In questa stagione, tanti avrebbero raggiunto la Città santa. C'è delusione per un viaggio mancato. Ma pure amore che non teme lockdown. Una canzone tiene desto il desiderio

di Massimo Pavanello

The-Sun

«L’anno prossimo a Gerusalemme». È l’augurio che ci si scambia durante la Pasqua ebraica. Può essere così parafrasato: quest’anno siamo in esilio, ma il nostro Dio – l’anno prossimo – ci consentirà di essere nuovamente a casa. Perché Gerusalemme è un dono del Cielo. Non lo si può pretende.

Qualcuno chiama il voto, «una promessa sconfitta». Come l’orizzonte: più si cammina, più si allontana.

In questi mesi, tanti pellegrini avrebbero goduto della gioia di raggiungere la meta programmata. La caparra era stata versata. Mancava solo il saldo. Quasi una parabola della libertà, mai assoluta.

Il Corona-virus ha spettinato i sogni. Di nuovo «i nostri piedi si fermano alle tue porte, Gerusalemme!». Un déjà-vu biblico. L’accesso prevede un’anticamera. Del resto, «Terra promessa» vorrà pure dire qualcosa.

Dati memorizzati
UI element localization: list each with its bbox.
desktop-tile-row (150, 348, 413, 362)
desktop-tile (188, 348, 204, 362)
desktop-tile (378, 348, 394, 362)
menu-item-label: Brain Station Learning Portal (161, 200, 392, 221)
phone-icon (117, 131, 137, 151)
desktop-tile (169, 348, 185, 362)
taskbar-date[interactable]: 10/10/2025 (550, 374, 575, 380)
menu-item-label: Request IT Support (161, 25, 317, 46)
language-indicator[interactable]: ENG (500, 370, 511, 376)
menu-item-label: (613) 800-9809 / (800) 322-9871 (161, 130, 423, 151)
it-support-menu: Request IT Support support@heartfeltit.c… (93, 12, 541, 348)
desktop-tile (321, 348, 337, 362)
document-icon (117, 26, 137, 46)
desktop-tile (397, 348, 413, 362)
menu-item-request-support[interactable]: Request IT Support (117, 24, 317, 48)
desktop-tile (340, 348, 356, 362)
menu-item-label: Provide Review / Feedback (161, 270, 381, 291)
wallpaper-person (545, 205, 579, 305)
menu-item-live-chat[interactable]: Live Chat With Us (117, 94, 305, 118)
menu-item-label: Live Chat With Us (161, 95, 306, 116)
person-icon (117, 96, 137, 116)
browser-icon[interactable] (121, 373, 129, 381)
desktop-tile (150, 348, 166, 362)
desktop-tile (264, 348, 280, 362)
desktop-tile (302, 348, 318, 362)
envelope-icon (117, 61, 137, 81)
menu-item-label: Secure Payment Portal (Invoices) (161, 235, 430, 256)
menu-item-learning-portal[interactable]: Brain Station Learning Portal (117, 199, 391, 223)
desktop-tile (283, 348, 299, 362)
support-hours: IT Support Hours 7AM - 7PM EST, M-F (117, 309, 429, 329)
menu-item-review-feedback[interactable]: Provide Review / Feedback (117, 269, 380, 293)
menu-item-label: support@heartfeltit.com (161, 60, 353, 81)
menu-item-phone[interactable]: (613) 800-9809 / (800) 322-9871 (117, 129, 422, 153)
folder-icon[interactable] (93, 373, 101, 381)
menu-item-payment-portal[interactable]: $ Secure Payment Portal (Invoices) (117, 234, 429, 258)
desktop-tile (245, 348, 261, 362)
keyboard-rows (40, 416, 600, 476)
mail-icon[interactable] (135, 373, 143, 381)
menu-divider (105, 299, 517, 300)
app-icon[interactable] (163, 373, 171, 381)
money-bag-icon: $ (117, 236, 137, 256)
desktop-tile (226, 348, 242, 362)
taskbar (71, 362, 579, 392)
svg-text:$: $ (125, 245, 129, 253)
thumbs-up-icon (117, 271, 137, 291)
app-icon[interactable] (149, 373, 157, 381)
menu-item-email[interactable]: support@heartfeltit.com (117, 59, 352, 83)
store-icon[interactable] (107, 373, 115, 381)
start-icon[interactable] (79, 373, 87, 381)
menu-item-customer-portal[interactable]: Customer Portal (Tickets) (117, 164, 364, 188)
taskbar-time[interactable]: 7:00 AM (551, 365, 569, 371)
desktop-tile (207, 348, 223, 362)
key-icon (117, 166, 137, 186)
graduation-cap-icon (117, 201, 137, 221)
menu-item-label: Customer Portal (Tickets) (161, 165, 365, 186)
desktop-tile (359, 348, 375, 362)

> _COMPITI DA SVOLGERE_:
[A] Rispondi a queste domande sul testo dedicato a Gerusalemme:
(i) In quale festa ci si scambia l'augurio «L'anno prossimo a Gerusalemme»?
(ii) A che cosa viene paragonata la «promessa sconfitta»?
(iii) Versata la caparra, che cosa mancava ancora ai pellegrini?
[B] Riprendi il testo sul pellegrinaggio a Gerusalemme dopo l'ultima frase e portalo avanti.
I dati non servono per questo lavoro.

> _RISPOSTE AI COMPITI_:
[A]
(i) Durante la Pasqua ebraica.
(ii) All'orizzonte: più si cammina, più si allontana.
(iii) Mancava solo il saldo.

[B]
La delusione per un viaggio mancato, è parzialmente lenita da una missiva che proprio da là arriva. E che protegge, con la sua umidità, il seme del desiderio. In attesa del germoglio. Latrice, è la rock band italiana “The Sun”. L’ultimo singolo – uscito a Pasqua 2020, in piena pandemia – si intitola proprio Lettera da Gerusalemme.

Francesco Lorenzi, il fondatore del gruppo, rivela che l’epistola «nasce dall’ascolto del grande mistero con il quale ogni persona in ricerca, prima o poi, si confronta: un Dio che si fa davvero uomo e che muore per l’uomo, scegliendo di andare fino in fondo e di amare come nessun altro».

Il brano prende spunto dalle vicende vissute da Gesù proprio a Gerusalemme. Vicende che dicono una donazione del Figlio, non conclusa nel tempo. «Perché – assicura il ritornello – per te darei tutto quello che ho/L’ho fatto e lo farò».

Pur scritta nell’estate del 2019 – lontano da ogni immaginazione del presente – il cantautore non fatica ad attualizzarla, affermando che «nei momenti di prova collettiva, la risurrezione di Cristo ci spinge oltre. Oltre noi stessi, oltre la paura. Lettera da Gerusalemme canta e sussurra questo abbraccio d’infinita tenerezza».

Il sound scelto dalla band, a sorpresa, non rimanda immediatamente alla loro tradizione rock. Nello spartito, compare una chitarra acustica arpeggiata, una di accompagnamento, una voce cantata piano e una leggera orchestrazione che aumenta di intensità in corrispondenza della frase centrale del testo. Rassomiglia più ad un dialogo intimo tra un genitore e un figlio.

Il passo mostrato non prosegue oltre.